Let me paint you a short picture of how I started my day today;
I woke up without an alarm like I had for most of the past years and meditated, later I walked over to my favorite coffee shop around the corner and spent the next couple of hours reading my book while watching the city come to life.
Today turned out to be the 100 year anniversary of Turkey’s independence so I got to see all the shops around Istanbul start their day by placing big flags outside their shops in celebration. As the day progresses I see people everywhere gathering together and wearing their team’s Jerseys as Istanbul is playing in the SuperLig today!
There’s a sense of happiness in the air and I get to be a part of it.
Moments like these have basically been a large part of my life for the past 3 years, I start my day usually the same way every day but the location has always changed. It may be in the Mountains of Nepal or the Desert of Tunisia, but every single day there’s something new that might surprise me!
Had I chosen a different path in life (by not dropping out of college) I would have graduated out of engineering this month and start working a 9-5 (or even 8-6). I would have had to live in a polluted Indian metropolitan city, be surrounded by people under immense stress and killing myself running the rat race. (check out the podcast below to hear more of my story)
Instead, I spent the last 3 years living in over 20 different countries and I did it all with an Indian Passport?
What’s The Big Deal?
Well, the main reason I started writing this article was because of the sheer number of questions I get when it comes to being an “Indian Digital Nomad”
How do you deal with Visas as Indian?
How can you travel with an Indian Passport?
How can I become an Indian Digital Nomad?
This article will be the summation of all the emails I’ve ever replied to on this topic, so don’t ask me “How to travel the world with an Indian Passport” again because this article is the answer.
So, if you google Visa requirements for Indian citizens, Wikipedia will show you that we can go up to 58 countries visa-free. But honestly who even cares about that? 58 is a meaningless number when half are basically just Island countries most people aren’t planning on going to.
How does knowing that you have visa-free access to “Saint Kitts and Nevis” help you unless you’ve got a $150k and planning on buying a passport there (more on this later)
Instead, this article is going to be a little different, I’m only going to cover the countries I’ve been to so far ….
But I’m going to dive more into detail eg. How I spent 10 months in Vietnam/ 6 months in Indonesia etc. Because honestly if you want a guide to “visa-free travel for Indians” other blogs have already covered that. I travel full time and this article is mainly to show that it’s possible even with a shitty passport.
So let’s start,
Countries You Can Nomad in With Just An Indian Passport
Vietnam is one of my favorite countries in South East Asia. I’ve been to Vietnam a total of 5 times spending a total of 10 months across 2.5 years.
Vietnam has one of the best visa policies out there. Vietnam has a new “e-visa” but I would recommend you skip it as it is only 30 days.
Instead apply for the “visa on arrival”, to do that all you have to do is have a travel agency in Vietnam send you a letter that you print. With the letter, you just have to pay $25 on arrival in a process that takes about 15 mins and you can get 3 months in Vietnam.
I’ve used “https://www.vietnam-visa.in/” multiple times but they’re many other sites out there. It costs less than $10 for the 1-month letter and $15 for the 3 months single entry visas.

# [Actions to take]
(a) From the Indian passport travel article, return the passage starting at "But I’m going" and ending at "only 30 days.", copied word for word.
(b) Please resume the Indian passport travel article from its last sentence, carrying it on in the same voice.

# [Records]

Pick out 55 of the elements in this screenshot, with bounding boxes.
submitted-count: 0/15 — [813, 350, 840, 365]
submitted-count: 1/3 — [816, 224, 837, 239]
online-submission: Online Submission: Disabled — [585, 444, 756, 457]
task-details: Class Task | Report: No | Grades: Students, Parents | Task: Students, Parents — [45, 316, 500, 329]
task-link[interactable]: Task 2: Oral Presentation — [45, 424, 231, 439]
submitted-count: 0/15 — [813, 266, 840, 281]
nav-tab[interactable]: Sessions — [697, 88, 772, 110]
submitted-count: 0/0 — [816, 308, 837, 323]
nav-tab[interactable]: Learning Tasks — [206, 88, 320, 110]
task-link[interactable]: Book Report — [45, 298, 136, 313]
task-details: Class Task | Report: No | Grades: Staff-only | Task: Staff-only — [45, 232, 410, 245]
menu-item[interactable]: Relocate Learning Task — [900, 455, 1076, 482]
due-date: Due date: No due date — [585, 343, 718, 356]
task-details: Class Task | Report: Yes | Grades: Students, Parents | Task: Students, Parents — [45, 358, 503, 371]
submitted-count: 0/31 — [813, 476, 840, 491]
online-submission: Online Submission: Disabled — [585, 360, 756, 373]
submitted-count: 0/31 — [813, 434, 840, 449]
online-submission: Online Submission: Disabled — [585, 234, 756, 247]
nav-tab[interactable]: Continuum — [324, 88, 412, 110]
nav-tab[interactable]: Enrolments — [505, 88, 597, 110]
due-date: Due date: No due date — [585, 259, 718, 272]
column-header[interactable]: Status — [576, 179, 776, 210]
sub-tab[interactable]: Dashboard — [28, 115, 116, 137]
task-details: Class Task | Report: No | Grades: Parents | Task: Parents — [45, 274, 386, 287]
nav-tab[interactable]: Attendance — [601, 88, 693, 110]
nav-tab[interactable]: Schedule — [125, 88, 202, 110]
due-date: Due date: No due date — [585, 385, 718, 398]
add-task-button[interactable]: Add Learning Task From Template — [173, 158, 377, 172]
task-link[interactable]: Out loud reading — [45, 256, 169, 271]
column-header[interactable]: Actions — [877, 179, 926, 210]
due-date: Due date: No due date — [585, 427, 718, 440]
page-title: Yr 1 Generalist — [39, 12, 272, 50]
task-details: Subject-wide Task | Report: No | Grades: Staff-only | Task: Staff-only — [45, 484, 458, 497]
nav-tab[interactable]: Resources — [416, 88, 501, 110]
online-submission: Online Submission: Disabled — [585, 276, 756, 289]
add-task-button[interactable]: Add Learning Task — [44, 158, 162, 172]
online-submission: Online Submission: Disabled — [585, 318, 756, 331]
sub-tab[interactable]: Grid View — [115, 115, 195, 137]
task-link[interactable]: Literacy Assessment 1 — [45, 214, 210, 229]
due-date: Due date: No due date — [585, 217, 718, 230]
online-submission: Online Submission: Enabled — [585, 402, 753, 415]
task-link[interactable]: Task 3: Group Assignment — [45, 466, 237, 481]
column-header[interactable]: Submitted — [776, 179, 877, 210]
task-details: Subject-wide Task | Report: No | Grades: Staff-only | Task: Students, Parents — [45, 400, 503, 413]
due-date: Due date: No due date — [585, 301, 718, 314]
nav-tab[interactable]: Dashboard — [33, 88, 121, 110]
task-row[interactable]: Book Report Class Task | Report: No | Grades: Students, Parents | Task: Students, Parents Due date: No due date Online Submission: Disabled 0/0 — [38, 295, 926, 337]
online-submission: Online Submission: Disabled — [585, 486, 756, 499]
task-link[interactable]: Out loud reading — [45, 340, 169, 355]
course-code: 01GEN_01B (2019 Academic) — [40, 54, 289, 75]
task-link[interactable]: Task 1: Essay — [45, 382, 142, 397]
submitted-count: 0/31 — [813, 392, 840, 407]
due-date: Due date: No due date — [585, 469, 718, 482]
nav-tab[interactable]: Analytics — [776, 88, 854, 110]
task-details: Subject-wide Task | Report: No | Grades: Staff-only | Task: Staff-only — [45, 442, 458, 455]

# [Answers given]
(a)
But I’m going to dive more into detail eg. How I spent 10 months in Vietnam/ 6 months in Indonesia etc. Because honestly if you want a guide to “visa-free travel for Indians” other blogs have already covered that. I travel full time and this article is mainly to show that it’s possible even with a shitty passport.
So let’s start,
Countries You Can Nomad in With Just An Indian Passport
Vietnam is one of my favorite countries in South East Asia. I’ve been to Vietnam a total of 5 times spending a total of 10 months across 2.5 years.
Vietnam has one of the best visa policies out there. Vietnam has a new “e-visa” but I would recommend you skip it as it is only 30 days.

(b)
You can even get it done faster for extra. Once I paid to get it in 2 hours cause I was flying the next day as I had to change my flight due to the volcano explosion in Bali and had to fly out of Thailand before my visa was over.
- I’ve never been asked for an outbound flight in Vietnam
- You can leave and come back the next day. Ie Stay for 3 months, leave for a day and come back.
“Nomad capital” of SEA? Bali is incredibly popular among a lot of Nomads and for good reason. But honestly Indonesia has so much to offer other than just Bali and I would recommend venturing out. I spend about a month biking the Island of Flores a year ago while I was out in SEA.
Indonesia has visa-free access but I’ve never used it as it’s only for one month. Instead, I’ve always applied for a visa before going to Indonesia. The process needs to be done in an Indonesian embassy.
However, I never recommend applying for visas while in Indian (unless you have to). Embassies in India are more strict than most parts of the world (who wouldn’t when you have a population of 1.2 billion people who want to get the hell out!).
I’ve applied in the Indonesian Embassy in Bangkok twice and in Malaysia. The process takes about 2 working days in Bangkok and took only 3 hours in Kuching, Malaysia which is a much smaller city. Compare that with India where it would take over half a week and you’d be questioned about why you need more than 30 days.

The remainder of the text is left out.